"""

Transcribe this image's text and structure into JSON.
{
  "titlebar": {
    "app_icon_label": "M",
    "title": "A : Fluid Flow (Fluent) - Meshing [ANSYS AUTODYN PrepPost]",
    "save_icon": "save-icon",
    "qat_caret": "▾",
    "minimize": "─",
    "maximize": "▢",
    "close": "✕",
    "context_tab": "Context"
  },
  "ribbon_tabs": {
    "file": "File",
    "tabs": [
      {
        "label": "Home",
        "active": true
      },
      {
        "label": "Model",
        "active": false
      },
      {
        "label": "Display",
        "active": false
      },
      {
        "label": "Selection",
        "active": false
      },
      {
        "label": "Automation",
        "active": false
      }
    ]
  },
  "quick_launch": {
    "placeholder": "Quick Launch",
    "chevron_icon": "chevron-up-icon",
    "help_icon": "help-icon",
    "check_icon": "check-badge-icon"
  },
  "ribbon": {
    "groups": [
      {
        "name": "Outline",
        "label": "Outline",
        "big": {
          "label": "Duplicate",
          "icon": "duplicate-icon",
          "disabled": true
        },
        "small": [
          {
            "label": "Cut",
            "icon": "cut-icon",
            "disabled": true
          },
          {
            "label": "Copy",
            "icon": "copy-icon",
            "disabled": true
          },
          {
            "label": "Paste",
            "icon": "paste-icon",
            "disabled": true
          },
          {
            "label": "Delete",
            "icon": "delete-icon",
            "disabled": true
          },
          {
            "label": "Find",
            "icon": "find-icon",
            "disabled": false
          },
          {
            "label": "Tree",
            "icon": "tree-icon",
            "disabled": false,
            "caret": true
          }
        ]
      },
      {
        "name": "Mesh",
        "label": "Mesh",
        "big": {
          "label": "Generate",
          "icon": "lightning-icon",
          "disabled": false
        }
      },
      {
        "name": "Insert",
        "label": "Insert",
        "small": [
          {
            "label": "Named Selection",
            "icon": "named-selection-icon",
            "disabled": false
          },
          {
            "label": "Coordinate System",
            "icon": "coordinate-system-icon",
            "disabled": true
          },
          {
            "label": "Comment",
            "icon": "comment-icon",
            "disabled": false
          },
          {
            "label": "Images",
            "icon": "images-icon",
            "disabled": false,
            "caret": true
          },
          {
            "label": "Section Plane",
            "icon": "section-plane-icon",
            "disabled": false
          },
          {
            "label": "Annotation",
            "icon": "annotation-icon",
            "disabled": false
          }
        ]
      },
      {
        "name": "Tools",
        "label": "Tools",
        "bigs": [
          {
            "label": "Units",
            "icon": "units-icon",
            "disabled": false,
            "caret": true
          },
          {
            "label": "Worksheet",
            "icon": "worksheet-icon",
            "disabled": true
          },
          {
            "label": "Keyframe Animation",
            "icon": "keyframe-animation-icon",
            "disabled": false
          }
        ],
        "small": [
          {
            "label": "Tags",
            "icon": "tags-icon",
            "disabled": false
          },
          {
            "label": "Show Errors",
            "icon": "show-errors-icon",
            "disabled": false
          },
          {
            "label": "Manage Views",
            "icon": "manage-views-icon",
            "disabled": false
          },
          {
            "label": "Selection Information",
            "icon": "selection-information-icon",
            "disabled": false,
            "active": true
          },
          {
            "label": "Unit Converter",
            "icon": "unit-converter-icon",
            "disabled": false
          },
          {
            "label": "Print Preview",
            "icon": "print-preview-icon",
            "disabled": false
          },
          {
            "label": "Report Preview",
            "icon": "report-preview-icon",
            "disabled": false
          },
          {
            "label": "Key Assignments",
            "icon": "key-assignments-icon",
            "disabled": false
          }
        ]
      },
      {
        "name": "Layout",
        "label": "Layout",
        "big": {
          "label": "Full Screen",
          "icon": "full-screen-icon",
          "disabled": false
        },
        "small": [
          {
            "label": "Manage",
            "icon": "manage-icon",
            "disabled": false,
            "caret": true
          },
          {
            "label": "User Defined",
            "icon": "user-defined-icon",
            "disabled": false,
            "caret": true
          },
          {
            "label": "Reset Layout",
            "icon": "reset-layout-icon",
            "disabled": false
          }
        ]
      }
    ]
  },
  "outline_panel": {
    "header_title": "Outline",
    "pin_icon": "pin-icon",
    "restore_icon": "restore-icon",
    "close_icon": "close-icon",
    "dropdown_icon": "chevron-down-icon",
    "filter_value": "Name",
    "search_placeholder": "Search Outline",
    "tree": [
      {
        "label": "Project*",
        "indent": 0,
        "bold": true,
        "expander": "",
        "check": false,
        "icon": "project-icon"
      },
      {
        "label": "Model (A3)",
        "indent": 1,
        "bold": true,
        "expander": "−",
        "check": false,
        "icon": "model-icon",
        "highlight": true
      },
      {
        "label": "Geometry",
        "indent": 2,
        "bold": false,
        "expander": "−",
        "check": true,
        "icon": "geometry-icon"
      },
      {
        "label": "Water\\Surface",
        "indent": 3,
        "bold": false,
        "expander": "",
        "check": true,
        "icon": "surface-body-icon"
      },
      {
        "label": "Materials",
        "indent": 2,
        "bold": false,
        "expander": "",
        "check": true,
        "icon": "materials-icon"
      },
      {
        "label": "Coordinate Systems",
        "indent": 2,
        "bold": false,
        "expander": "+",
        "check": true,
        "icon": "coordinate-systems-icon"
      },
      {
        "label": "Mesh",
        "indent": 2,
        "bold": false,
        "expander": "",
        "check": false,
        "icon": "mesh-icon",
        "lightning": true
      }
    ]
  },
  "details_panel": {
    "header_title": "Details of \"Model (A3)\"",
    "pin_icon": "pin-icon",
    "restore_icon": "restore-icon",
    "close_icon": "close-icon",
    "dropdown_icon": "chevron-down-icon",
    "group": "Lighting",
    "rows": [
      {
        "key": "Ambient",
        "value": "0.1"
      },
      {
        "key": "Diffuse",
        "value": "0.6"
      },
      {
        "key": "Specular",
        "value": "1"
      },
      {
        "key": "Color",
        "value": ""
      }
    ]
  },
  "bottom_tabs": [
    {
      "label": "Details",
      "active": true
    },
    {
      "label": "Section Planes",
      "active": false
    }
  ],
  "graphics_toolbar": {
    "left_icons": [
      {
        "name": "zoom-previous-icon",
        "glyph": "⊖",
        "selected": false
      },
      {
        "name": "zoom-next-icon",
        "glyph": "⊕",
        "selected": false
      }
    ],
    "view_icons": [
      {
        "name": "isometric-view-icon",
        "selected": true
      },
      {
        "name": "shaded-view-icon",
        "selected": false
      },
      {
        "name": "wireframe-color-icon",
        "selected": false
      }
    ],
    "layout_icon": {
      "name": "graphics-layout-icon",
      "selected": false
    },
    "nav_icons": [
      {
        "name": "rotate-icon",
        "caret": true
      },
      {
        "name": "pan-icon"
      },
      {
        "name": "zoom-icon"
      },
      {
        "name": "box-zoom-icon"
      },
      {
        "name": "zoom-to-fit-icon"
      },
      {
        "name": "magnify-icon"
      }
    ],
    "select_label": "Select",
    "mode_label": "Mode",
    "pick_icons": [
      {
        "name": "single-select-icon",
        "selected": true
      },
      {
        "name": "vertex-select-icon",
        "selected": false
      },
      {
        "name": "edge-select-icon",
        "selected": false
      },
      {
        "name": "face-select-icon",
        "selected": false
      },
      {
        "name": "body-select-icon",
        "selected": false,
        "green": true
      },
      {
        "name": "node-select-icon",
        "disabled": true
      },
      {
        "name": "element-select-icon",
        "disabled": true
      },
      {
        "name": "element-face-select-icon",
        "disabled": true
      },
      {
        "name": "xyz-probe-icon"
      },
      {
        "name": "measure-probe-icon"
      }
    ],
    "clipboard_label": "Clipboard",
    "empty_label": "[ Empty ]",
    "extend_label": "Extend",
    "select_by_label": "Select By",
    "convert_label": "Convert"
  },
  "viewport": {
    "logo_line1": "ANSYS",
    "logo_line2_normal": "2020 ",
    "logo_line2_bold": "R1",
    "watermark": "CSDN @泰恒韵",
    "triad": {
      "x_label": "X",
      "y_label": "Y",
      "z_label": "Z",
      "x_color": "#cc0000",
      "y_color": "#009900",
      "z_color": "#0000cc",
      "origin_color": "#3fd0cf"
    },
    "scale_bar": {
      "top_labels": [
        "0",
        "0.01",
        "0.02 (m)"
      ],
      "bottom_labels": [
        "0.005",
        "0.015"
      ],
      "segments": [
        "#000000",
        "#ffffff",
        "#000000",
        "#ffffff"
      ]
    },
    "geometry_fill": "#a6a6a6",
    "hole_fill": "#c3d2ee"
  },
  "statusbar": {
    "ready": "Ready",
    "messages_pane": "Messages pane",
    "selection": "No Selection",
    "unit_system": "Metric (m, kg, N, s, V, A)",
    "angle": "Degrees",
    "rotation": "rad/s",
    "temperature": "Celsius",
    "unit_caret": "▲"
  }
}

"""

= Given problem =
Collect the lines of the data that carry the word "element".

= Answer for the task =
        "name": "element-select-icon",
        "name": "element-face-select-icon",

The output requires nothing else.